EXERCISE DIRECTIONS: Copy out all lines that carry the word "Luftfeuchte".

══════════

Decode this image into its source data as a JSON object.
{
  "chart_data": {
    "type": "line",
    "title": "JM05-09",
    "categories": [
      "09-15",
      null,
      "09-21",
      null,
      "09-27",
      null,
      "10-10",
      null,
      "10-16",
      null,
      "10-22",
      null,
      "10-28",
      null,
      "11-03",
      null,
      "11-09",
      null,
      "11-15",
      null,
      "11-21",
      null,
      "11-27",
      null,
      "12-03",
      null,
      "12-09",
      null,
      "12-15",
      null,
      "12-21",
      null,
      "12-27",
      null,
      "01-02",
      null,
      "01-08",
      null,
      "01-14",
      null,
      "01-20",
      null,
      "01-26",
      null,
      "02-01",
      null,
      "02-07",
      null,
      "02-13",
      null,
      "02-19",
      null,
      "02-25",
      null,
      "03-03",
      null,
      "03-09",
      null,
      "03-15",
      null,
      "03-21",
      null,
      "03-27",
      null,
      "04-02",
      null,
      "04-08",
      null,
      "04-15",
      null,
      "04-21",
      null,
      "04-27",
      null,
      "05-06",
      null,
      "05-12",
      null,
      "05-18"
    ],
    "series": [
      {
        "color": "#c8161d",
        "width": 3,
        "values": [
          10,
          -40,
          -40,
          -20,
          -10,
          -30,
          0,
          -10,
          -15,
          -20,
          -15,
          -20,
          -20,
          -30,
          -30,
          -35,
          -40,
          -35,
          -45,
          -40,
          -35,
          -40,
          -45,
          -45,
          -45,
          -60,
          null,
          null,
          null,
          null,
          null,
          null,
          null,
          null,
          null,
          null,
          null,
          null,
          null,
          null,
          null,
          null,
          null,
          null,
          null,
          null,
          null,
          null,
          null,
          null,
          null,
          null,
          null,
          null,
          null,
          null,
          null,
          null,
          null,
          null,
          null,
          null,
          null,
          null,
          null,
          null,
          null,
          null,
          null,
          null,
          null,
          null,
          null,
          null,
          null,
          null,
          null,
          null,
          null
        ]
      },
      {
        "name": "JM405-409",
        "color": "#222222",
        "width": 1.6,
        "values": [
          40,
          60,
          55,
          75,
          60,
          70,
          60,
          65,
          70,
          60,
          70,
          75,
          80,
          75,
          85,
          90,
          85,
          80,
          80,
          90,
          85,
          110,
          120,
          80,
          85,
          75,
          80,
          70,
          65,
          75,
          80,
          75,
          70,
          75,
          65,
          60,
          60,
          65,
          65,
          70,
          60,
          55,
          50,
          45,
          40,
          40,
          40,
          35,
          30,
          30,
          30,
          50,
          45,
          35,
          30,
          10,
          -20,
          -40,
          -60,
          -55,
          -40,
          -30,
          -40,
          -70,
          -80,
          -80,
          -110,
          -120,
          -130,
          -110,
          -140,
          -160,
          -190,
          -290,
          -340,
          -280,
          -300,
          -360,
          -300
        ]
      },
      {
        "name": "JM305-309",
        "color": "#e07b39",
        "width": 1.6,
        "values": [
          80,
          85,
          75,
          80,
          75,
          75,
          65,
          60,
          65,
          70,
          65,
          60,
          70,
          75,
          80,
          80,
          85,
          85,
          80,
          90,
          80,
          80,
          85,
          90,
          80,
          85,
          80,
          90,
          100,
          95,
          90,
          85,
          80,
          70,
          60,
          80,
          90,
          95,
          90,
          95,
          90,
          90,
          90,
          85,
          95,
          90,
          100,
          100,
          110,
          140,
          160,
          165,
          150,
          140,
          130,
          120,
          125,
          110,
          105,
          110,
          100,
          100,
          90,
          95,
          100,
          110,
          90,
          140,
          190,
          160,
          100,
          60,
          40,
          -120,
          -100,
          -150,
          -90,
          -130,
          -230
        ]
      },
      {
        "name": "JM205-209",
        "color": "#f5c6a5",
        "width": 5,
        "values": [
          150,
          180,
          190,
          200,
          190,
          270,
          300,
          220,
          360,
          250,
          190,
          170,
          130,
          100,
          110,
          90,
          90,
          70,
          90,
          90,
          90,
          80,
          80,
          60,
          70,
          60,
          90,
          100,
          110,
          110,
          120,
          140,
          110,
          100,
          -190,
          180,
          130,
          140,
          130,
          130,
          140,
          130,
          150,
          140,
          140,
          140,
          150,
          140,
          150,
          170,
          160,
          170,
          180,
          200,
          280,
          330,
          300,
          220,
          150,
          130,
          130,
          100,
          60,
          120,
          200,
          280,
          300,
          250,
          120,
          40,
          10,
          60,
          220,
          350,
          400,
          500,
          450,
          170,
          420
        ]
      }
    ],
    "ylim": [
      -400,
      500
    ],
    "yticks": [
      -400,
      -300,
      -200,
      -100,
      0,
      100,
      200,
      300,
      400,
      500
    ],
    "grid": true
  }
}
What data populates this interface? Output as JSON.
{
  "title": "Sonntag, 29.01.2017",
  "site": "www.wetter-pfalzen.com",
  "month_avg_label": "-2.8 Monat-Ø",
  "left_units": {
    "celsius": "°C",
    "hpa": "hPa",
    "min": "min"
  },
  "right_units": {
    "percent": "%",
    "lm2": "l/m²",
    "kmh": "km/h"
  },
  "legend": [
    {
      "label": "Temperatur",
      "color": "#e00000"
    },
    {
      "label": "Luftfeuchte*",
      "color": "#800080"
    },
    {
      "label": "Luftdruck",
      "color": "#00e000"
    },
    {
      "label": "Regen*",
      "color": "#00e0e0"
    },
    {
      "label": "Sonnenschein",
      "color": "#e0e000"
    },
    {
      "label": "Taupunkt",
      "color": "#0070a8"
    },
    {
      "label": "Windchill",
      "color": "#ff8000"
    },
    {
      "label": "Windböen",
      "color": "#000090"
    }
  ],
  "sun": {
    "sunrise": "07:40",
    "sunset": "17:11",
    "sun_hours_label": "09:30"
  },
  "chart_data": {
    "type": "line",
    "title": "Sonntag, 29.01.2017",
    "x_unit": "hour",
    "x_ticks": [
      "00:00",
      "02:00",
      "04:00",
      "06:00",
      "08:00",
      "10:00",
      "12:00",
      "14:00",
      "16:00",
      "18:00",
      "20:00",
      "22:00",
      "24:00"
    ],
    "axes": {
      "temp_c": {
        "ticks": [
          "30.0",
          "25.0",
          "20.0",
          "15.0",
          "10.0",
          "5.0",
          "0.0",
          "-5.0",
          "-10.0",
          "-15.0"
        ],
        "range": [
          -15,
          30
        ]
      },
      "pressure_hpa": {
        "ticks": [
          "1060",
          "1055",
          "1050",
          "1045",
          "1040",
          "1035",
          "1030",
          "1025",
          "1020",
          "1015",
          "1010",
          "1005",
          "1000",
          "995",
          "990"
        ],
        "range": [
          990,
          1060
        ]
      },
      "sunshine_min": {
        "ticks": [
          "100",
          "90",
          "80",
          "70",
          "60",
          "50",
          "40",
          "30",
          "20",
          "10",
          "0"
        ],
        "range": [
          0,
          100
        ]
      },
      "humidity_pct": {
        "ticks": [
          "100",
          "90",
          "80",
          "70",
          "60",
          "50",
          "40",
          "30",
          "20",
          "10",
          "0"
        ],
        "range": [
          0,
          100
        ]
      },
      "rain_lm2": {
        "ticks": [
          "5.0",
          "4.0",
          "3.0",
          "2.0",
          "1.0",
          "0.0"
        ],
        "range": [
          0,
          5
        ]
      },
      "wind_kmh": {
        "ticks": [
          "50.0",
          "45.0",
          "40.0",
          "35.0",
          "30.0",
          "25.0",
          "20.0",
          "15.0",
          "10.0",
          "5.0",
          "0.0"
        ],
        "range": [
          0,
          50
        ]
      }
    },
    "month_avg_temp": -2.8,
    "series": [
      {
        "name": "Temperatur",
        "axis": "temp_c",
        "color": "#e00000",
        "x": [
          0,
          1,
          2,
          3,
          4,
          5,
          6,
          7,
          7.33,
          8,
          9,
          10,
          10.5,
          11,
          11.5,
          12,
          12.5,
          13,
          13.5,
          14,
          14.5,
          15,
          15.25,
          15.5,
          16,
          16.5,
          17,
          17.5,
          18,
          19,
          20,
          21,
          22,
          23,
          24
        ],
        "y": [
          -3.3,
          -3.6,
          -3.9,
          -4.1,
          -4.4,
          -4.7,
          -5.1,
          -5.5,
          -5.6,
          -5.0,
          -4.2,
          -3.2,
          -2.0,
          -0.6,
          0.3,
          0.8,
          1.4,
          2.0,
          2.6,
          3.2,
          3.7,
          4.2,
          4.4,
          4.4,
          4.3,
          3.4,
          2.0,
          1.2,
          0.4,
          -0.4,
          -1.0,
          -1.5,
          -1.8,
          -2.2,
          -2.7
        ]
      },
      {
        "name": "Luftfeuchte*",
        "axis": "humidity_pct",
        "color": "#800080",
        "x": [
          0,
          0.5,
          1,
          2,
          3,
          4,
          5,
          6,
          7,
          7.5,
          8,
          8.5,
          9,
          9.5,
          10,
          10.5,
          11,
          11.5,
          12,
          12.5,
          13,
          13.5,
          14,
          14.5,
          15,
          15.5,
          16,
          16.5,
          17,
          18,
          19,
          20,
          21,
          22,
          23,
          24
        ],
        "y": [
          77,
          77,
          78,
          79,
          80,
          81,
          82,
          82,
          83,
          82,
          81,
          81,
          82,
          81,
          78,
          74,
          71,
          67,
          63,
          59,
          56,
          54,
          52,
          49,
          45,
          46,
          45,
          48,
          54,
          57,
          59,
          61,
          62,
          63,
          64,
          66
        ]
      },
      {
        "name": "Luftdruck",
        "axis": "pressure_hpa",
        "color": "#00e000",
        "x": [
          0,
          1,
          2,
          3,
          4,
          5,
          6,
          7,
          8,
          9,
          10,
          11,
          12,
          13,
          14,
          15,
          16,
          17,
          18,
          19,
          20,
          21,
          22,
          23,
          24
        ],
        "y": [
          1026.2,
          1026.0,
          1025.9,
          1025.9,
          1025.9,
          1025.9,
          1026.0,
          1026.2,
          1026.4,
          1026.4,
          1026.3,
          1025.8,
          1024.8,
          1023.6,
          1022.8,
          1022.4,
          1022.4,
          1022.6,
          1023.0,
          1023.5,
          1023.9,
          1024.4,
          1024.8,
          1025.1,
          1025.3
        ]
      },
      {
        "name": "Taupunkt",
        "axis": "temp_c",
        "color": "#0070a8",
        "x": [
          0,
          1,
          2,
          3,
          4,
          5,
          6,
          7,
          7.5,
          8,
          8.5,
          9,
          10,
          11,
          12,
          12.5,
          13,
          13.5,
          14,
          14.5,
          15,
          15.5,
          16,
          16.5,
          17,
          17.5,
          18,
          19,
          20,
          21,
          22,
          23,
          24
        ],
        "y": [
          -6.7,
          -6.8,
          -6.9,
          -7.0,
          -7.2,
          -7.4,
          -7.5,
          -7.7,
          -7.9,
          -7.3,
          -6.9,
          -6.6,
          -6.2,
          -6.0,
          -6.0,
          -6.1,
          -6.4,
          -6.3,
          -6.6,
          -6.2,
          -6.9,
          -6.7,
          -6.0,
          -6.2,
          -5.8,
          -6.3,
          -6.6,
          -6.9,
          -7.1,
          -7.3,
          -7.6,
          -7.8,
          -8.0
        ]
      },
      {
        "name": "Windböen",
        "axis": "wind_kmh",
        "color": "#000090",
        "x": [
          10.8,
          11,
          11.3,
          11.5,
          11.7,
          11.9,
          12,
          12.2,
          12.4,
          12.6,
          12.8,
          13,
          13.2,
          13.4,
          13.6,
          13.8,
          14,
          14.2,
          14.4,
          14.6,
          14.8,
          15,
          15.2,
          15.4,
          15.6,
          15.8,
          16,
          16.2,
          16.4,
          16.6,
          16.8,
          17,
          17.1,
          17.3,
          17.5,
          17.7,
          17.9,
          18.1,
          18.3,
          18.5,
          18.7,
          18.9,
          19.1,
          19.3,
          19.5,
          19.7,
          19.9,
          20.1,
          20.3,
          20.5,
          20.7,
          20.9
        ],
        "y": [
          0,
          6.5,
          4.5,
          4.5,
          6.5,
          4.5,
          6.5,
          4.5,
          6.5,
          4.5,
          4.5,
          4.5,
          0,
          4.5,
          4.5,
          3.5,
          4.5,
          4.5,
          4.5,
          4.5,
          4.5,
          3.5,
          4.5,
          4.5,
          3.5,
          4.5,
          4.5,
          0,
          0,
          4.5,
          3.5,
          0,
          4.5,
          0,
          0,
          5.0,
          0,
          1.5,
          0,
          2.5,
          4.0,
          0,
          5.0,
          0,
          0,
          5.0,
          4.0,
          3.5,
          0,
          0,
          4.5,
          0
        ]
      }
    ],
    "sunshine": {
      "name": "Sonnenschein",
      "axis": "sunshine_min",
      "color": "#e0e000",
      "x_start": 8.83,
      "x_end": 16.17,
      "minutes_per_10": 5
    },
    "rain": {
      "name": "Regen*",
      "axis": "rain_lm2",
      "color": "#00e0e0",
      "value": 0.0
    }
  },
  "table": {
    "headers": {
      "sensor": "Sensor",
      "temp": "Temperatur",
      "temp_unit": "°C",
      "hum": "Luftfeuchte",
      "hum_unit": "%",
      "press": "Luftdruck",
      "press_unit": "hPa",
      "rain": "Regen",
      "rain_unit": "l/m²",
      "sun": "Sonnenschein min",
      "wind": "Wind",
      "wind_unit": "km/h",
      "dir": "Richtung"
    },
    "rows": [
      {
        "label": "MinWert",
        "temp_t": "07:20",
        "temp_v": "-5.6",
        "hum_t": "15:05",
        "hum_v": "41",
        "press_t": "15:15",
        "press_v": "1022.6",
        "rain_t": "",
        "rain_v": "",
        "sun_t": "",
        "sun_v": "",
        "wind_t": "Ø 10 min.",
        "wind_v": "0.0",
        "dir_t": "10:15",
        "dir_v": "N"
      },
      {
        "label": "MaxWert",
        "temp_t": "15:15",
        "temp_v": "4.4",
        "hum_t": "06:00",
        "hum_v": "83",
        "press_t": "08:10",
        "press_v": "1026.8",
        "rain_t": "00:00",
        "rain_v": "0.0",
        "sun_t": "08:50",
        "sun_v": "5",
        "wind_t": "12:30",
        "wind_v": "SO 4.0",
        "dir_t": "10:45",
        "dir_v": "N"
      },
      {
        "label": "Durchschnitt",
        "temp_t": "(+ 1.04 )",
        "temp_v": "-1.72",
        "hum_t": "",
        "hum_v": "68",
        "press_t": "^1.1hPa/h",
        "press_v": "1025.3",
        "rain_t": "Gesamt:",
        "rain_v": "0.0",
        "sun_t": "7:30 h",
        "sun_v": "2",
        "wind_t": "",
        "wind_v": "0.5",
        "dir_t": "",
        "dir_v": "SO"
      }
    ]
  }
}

══════════

OUTPUT OF THE TASK:
      "label": "Luftfeuchte*",
        "name": "Luftfeuchte*",
      "hum": "Luftfeuchte",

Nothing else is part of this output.